# The task
Copy out every line of the data exactly.

# Record set
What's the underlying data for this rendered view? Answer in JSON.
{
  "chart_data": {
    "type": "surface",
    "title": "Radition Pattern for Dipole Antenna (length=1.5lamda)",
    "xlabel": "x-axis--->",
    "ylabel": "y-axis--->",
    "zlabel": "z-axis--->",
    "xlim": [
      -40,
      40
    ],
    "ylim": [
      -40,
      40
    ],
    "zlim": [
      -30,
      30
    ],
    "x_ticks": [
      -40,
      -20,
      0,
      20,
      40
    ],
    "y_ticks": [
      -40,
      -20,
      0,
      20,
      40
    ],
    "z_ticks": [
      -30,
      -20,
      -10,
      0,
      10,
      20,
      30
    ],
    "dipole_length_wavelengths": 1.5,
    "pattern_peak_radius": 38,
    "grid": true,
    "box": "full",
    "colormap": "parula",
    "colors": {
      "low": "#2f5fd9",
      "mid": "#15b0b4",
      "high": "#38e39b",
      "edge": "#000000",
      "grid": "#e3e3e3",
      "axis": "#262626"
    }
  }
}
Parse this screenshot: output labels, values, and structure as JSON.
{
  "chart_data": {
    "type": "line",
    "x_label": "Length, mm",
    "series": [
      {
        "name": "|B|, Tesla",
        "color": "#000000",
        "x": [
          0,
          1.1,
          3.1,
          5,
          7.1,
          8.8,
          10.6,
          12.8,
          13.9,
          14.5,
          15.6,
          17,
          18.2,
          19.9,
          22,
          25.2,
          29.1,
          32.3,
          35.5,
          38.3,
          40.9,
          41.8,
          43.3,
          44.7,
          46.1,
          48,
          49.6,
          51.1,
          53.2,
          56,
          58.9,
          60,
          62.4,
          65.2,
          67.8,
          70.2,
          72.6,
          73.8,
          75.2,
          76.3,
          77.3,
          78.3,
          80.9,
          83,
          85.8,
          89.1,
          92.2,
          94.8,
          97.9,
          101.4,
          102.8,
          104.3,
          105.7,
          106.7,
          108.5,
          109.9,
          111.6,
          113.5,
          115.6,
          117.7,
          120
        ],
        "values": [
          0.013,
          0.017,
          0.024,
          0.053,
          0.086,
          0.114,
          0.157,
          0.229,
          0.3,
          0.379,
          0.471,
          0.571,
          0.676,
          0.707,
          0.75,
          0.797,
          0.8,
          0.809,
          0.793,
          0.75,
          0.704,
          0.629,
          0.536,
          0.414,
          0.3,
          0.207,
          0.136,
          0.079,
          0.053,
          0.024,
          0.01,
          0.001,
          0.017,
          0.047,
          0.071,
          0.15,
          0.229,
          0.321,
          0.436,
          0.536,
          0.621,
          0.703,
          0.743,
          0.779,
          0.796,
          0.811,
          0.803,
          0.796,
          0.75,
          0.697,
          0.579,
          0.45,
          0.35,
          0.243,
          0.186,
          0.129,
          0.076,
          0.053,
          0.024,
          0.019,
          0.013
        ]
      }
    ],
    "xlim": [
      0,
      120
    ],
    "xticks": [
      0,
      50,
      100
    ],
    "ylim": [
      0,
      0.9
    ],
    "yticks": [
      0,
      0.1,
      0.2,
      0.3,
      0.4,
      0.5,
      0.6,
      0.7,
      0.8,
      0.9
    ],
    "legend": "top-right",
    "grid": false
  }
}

# Response for this exercise
What's the underlying data for this rendered view? Answer in JSON.
{
  "chart_data": {
    "type": "surface",
    "title": "Radition Pattern for Dipole Antenna (length=1.5lamda)",
    "xlabel": "x-axis--->",
    "ylabel": "y-axis--->",
    "zlabel": "z-axis--->",
    "xlim": [
      -40,
      40
    ],
    "ylim": [
      -40,
      40
    ],
    "zlim": [
      -30,
      30
    ],
    "x_ticks": [
      -40,
      -20,
      0,
      20,
      40
    ],
    "y_ticks": [
      -40,
      -20,
      0,
      20,
      40
    ],
    "z_ticks": [
      -30,
      -20,
      -10,
      0,
      10,
      20,
      30
    ],
    "dipole_length_wavelengths": 1.5,
    "pattern_peak_radius": 38,
    "grid": true,
    "box": "full",
    "colormap": "parula",
    "colors": {
      "low": "#2f5fd9",
      "mid": "#15b0b4",
      "high": "#38e39b",
      "edge": "#000000",
      "grid": "#e3e3e3",
      "axis": "#262626"
    }
  }
}
Parse this screenshot: output labels, values, and structure as JSON.
{
  "chart_data": {
    "type": "line",
    "x_label": "Length, mm",
    "series": [
      {
        "name": "|B|, Tesla",
        "color": "#000000",
        "x": [
          0,
          1.1,
          3.1,
          5,
          7.1,
          8.8,
          10.6,
          12.8,
          13.9,
          14.5,
          15.6,
          17,
          18.2,
          19.9,
          22,
          25.2,
          29.1,
          32.3,
          35.5,
          38.3,
          40.9,
          41.8,
          43.3,
          44.7,
          46.1,
          48,
          49.6,
          51.1,
          53.2,
          56,
          58.9,
          60,
          62.4,
          65.2,
          67.8,
          70.2,
          72.6,
          73.8,
          75.2,
          76.3,
          77.3,
          78.3,
          80.9,
          83,
          85.8,
          89.1,
          92.2,
          94.8,
          97.9,
          101.4,
          102.8,
          104.3,
          105.7,
          106.7,
          108.5,
          109.9,
          111.6,
          113.5,
          115.6,
          117.7,
          120
        ],
        "values": [
          0.013,
          0.017,
          0.024,
          0.053,
          0.086,
          0.114,
          0.157,
          0.229,
          0.3,
          0.379,
          0.471,
          0.571,
          0.676,
          0.707,
          0.75,
          0.797,
          0.8,
          0.809,
          0.793,
          0.75,
          0.704,
          0.629,
          0.536,
          0.414,
          0.3,
          0.207,
          0.136,
          0.079,
          0.053,
          0.024,
          0.01,
          0.001,
          0.017,
          0.047,
          0.071,
          0.15,
          0.229,
          0.321,
          0.436,
          0.536,
          0.621,
          0.703,
          0.743,
          0.779,
          0.796,
          0.811,
          0.803,
          0.796,
          0.75,
          0.697,
          0.579,
          0.45,
          0.35,
          0.243,
          0.186,
          0.129,
          0.076,
          0.053,
          0.024,
          0.019,
          0.013
        ]
      }
    ],
    "xlim": [
      0,
      120
    ],
    "xticks": [
      0,
      50,
      100
    ],
    "ylim": [
      0,
      0.9
    ],
    "yticks": [
      0,
      0.1,
      0.2,
      0.3,
      0.4,
      0.5,
      0.6,
      0.7,
      0.8,
      0.9
    ],
    "legend": "top-right",
    "grid": false
  }
}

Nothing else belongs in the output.